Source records
========================================================================

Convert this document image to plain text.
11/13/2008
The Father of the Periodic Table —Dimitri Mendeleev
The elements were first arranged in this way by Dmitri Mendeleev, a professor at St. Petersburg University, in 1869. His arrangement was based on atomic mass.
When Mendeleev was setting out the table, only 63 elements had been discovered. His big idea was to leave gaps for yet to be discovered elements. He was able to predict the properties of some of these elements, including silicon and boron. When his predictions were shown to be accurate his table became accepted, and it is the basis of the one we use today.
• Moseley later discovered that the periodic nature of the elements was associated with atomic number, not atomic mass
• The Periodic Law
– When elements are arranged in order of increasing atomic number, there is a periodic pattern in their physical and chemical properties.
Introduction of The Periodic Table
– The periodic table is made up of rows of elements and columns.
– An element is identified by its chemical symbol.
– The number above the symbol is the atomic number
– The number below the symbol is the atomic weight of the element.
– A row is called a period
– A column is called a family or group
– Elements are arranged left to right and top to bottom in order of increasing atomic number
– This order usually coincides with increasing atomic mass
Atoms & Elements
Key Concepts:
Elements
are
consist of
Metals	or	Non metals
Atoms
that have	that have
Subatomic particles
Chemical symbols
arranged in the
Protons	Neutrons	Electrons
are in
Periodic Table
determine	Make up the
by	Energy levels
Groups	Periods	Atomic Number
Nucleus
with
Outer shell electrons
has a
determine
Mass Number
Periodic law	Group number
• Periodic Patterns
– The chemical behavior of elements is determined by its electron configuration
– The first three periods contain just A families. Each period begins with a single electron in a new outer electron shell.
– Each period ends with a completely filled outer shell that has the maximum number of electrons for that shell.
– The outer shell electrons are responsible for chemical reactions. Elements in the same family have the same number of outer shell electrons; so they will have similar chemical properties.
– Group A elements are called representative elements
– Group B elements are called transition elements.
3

========================================================================

__Directions__.
Return the listing above in full, character for character.

__Task solution__.
Convert this document image to plain text.
11/13/2008
The Father of the Periodic Table —Dimitri Mendeleev
The elements were first arranged in this way by Dmitri Mendeleev, a professor at St. Petersburg University, in 1869. His arrangement was based on atomic mass.
When Mendeleev was setting out the table, only 63 elements had been discovered. His big idea was to leave gaps for yet to be discovered elements. He was able to predict the properties of some of these elements, including silicon and boron. When his predictions were shown to be accurate his table became accepted, and it is the basis of the one we use today.
• Moseley later discovered that the periodic nature of the elements was associated with atomic number, not atomic mass
• The Periodic Law
– When elements are arranged in order of increasing atomic number, there is a periodic pattern in their physical and chemical properties.
Introduction of The Periodic Table
– The periodic table is made up of rows of elements and columns.
– An element is identified by its chemical symbol.
– The number above the symbol is the atomic number
– The number below the symbol is the atomic weight of the element.
– A row is called a period
– A column is called a family or group
– Elements are arranged left to right and top to bottom in order of increasing atomic number
– This order usually coincides with increasing atomic mass
Atoms & Elements
Key Concepts:
Elements
are
consist of
Metals	or	Non metals
Atoms
that have	that have
Subatomic particles
Chemical symbols
arranged in the
Protons	Neutrons	Electrons
are in
Periodic Table
determine	Make up the
by	Energy levels
Groups	Periods	Atomic Number
Nucleus
with
Outer shell electrons
has a
determine
Mass Number
Periodic law	Group number
• Periodic Patterns
– The chemical behavior of elements is determined by its electron configuration
– The first three periods contain just A families. Each period begins with a single electron in a new outer electron shell.
– Each period ends with a completely filled outer shell that has the maximum number of electrons for that shell.
– The outer shell electrons are responsible for chemical reactions. Elements in the same family have the same number of outer shell electrons; so they will have similar chemical properties.
– Group A elements are called representative elements
– Group B elements are called transition elements.
3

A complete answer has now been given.